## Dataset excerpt
______________________________

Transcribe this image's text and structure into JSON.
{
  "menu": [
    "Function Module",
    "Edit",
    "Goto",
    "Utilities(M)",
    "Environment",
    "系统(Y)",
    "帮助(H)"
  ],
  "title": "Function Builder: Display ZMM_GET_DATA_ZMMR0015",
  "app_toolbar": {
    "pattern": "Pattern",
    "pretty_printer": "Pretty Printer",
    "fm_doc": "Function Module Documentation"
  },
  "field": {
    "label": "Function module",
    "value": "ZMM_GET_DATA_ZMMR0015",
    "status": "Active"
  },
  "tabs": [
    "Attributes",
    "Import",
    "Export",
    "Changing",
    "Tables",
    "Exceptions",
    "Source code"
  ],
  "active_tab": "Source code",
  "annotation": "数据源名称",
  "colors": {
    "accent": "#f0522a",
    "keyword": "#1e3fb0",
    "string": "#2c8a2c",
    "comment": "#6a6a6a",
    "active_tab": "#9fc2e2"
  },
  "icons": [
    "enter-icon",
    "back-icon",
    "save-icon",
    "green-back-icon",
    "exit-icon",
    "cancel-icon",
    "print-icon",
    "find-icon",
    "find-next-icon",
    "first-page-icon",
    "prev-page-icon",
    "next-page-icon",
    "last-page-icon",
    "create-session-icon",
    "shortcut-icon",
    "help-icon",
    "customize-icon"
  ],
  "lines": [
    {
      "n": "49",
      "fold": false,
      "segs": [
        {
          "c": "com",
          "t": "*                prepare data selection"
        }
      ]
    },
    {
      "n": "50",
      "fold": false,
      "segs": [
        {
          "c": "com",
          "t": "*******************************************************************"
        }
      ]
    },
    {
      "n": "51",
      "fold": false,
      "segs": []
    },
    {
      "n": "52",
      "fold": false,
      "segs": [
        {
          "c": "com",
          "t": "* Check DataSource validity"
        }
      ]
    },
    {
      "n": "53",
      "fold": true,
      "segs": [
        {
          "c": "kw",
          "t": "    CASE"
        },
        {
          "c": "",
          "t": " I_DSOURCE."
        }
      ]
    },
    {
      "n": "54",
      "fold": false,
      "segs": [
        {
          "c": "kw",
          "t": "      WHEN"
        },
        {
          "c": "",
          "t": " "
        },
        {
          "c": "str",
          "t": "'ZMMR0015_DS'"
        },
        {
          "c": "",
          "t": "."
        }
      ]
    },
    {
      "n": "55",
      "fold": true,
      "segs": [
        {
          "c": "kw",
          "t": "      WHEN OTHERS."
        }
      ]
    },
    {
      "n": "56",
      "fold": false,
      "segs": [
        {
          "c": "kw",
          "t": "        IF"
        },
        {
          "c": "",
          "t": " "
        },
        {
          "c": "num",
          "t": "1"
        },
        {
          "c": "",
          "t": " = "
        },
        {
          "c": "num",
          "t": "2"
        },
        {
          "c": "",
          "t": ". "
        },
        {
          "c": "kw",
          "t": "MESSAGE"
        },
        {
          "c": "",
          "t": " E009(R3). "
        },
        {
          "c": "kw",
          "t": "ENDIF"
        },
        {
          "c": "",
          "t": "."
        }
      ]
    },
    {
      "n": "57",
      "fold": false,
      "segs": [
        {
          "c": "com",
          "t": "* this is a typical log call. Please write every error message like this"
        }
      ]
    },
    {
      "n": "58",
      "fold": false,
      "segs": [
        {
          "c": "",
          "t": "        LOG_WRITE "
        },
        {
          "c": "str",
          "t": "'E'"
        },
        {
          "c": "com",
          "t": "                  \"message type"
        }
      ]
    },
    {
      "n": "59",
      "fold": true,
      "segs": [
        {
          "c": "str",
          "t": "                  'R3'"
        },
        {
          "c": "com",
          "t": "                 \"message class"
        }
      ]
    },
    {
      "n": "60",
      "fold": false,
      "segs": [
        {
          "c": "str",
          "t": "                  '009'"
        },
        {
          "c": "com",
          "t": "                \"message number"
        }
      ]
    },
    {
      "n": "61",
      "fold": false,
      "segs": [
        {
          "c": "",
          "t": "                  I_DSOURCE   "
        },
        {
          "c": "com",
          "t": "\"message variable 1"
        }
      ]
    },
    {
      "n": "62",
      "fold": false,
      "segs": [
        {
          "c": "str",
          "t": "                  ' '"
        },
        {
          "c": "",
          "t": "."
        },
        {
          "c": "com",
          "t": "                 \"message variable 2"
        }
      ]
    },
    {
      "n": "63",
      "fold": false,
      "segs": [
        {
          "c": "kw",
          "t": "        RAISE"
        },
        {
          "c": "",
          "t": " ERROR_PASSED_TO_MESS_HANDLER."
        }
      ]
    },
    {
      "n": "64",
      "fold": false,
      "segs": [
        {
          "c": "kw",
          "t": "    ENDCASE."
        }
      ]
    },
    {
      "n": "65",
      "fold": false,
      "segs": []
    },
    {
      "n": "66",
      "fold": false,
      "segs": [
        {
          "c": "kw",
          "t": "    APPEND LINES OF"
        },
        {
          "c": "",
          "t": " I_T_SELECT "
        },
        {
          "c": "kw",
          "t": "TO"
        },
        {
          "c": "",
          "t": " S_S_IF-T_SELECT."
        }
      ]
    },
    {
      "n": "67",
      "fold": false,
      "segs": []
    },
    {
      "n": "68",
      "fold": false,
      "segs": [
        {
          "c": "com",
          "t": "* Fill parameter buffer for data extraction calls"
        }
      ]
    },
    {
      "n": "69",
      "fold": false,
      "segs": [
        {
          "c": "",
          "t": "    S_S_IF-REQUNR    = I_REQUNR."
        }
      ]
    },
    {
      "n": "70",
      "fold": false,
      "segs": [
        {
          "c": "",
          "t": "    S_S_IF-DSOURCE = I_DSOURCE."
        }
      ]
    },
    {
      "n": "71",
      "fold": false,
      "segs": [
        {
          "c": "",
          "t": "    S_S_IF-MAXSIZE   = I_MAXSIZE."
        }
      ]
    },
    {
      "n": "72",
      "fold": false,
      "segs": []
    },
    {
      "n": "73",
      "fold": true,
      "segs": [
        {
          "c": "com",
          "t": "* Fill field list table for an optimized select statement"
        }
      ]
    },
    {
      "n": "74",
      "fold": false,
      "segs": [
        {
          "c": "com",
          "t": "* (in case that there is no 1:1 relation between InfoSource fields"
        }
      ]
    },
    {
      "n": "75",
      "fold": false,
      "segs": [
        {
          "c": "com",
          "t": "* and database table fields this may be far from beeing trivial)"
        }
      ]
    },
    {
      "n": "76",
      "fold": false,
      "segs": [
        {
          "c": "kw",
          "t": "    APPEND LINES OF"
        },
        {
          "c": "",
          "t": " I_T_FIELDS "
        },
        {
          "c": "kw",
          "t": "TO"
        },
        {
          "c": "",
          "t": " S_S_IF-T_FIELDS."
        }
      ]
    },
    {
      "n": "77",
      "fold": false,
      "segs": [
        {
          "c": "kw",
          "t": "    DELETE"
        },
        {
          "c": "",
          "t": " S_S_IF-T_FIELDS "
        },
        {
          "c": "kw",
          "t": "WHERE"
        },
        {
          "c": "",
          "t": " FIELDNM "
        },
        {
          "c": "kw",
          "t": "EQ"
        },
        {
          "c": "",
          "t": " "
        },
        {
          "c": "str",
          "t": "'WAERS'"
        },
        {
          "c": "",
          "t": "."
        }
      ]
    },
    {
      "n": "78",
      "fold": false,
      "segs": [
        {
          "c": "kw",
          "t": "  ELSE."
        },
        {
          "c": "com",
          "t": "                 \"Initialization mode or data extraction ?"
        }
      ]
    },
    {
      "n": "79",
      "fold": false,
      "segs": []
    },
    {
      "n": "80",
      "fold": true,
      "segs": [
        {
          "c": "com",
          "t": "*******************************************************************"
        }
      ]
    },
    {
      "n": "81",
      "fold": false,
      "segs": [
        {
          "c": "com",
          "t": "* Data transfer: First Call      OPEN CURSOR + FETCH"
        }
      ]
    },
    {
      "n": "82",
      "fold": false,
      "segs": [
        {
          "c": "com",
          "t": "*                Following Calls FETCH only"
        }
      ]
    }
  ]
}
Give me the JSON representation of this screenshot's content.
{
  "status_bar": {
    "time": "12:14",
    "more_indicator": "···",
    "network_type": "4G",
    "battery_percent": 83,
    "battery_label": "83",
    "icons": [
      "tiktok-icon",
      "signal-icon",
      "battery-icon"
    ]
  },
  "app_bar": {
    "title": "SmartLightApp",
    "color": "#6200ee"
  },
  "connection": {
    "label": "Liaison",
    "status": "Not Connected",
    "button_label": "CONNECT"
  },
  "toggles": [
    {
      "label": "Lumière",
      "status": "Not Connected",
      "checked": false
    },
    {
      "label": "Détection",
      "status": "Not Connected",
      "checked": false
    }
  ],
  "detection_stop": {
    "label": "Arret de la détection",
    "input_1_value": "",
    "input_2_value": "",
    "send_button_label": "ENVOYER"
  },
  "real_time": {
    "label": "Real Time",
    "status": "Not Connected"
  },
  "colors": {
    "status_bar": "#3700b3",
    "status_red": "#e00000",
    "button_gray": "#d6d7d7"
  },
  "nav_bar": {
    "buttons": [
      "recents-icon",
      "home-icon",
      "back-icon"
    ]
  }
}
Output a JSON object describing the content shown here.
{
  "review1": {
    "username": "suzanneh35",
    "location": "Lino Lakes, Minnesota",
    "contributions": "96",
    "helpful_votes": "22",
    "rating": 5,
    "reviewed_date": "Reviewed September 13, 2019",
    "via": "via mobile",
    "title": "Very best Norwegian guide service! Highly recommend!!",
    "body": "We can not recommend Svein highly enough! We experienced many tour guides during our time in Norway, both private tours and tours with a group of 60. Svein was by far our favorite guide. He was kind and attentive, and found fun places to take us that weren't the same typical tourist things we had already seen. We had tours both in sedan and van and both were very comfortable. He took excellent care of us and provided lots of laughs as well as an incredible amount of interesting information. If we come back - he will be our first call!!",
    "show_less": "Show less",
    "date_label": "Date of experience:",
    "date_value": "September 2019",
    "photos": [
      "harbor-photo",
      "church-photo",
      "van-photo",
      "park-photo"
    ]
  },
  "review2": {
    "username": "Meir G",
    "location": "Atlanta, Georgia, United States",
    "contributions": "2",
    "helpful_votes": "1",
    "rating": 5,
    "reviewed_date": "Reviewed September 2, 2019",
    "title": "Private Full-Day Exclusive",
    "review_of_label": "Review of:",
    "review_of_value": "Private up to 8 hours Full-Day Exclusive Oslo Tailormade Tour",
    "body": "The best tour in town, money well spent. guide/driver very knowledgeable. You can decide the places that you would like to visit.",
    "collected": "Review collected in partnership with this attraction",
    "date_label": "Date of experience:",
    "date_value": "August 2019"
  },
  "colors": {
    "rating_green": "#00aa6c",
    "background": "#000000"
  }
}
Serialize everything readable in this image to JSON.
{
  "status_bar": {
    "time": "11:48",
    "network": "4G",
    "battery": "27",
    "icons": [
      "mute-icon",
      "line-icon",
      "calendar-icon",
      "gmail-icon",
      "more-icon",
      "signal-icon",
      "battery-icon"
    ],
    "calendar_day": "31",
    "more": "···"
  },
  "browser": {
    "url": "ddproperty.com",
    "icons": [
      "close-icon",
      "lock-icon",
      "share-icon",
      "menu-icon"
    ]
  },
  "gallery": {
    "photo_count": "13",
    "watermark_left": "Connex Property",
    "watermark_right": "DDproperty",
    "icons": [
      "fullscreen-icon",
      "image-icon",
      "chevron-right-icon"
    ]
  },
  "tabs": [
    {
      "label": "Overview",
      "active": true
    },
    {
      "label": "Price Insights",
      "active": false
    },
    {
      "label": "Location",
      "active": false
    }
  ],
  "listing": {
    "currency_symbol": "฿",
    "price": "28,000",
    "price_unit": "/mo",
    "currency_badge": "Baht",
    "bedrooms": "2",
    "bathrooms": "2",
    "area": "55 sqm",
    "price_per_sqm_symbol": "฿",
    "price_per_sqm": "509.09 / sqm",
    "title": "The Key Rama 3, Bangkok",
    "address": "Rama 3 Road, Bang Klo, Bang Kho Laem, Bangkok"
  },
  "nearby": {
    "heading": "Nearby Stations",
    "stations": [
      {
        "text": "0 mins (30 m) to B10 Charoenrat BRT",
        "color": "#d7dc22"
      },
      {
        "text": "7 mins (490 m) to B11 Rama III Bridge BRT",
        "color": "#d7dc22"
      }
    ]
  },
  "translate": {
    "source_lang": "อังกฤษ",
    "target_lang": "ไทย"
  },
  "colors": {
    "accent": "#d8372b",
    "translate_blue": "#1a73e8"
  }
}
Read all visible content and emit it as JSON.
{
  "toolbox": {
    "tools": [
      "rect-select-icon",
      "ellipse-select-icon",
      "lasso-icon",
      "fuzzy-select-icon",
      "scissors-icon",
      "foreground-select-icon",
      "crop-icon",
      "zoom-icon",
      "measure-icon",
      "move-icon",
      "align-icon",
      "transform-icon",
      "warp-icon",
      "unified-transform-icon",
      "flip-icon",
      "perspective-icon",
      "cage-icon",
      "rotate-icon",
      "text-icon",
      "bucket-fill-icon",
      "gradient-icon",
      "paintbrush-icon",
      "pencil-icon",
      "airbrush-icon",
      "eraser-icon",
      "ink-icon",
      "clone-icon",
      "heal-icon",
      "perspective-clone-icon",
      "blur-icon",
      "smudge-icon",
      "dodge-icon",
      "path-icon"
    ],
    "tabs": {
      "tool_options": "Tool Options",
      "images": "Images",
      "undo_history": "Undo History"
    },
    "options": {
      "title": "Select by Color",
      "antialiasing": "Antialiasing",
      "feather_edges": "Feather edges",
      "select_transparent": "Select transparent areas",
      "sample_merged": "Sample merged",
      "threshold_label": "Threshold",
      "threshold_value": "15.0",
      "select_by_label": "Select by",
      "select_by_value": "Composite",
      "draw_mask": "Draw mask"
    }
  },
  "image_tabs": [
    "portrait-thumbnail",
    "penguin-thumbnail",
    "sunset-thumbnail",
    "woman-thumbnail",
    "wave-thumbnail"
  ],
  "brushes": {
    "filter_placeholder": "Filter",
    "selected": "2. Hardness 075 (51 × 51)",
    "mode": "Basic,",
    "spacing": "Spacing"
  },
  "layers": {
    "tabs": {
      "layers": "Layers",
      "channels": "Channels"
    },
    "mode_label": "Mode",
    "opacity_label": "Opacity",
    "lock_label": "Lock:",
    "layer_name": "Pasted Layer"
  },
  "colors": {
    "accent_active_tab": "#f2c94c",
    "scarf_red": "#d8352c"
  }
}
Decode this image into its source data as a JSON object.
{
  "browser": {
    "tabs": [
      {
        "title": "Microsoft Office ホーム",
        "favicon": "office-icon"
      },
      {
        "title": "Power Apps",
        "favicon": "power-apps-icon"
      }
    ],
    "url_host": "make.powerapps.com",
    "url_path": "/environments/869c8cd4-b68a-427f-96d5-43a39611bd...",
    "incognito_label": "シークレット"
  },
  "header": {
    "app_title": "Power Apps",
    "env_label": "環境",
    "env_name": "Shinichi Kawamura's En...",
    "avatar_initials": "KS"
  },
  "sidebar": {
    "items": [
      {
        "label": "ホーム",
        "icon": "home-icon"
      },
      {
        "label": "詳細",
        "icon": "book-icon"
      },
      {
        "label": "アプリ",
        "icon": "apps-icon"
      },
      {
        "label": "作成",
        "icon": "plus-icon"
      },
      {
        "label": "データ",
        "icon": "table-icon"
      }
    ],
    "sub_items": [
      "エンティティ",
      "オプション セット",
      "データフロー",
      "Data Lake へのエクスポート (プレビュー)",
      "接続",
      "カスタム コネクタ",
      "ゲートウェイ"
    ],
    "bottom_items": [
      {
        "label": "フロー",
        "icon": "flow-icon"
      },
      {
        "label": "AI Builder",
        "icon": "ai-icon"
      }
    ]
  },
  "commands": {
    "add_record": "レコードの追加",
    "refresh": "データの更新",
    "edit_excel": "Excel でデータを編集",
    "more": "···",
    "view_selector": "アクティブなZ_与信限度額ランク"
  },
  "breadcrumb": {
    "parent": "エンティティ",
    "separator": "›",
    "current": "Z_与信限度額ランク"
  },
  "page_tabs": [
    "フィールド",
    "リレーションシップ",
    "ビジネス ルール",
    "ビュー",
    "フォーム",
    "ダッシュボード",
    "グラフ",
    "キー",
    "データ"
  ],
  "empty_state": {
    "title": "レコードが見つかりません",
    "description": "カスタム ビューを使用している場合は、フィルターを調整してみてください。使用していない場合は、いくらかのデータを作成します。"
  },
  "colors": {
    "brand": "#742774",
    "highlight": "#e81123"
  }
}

______________________________

## Work instructions
Pick out every line of the listing containing the word "places", and show those lines.

## Written response
    "body": "We can not recommend Svein highly enough! We experienced many tour guides during our time in Norway, both private tours and tours with a group of 60. Svein was by far our favorite guide. He was kind and attentive, and found fun places to take us that weren't the same typical tourist things we had already seen. We had tours both in sedan and van and both were very comfortable. He took excellent care of us and provided lots of laughs as well as an incredible amount of interesting information. If we come back - he will be our first call!!",
    "body": "The best tour in town, money well spent. guide/driver very knowledgeable. You can decide the places that you would like to visit.",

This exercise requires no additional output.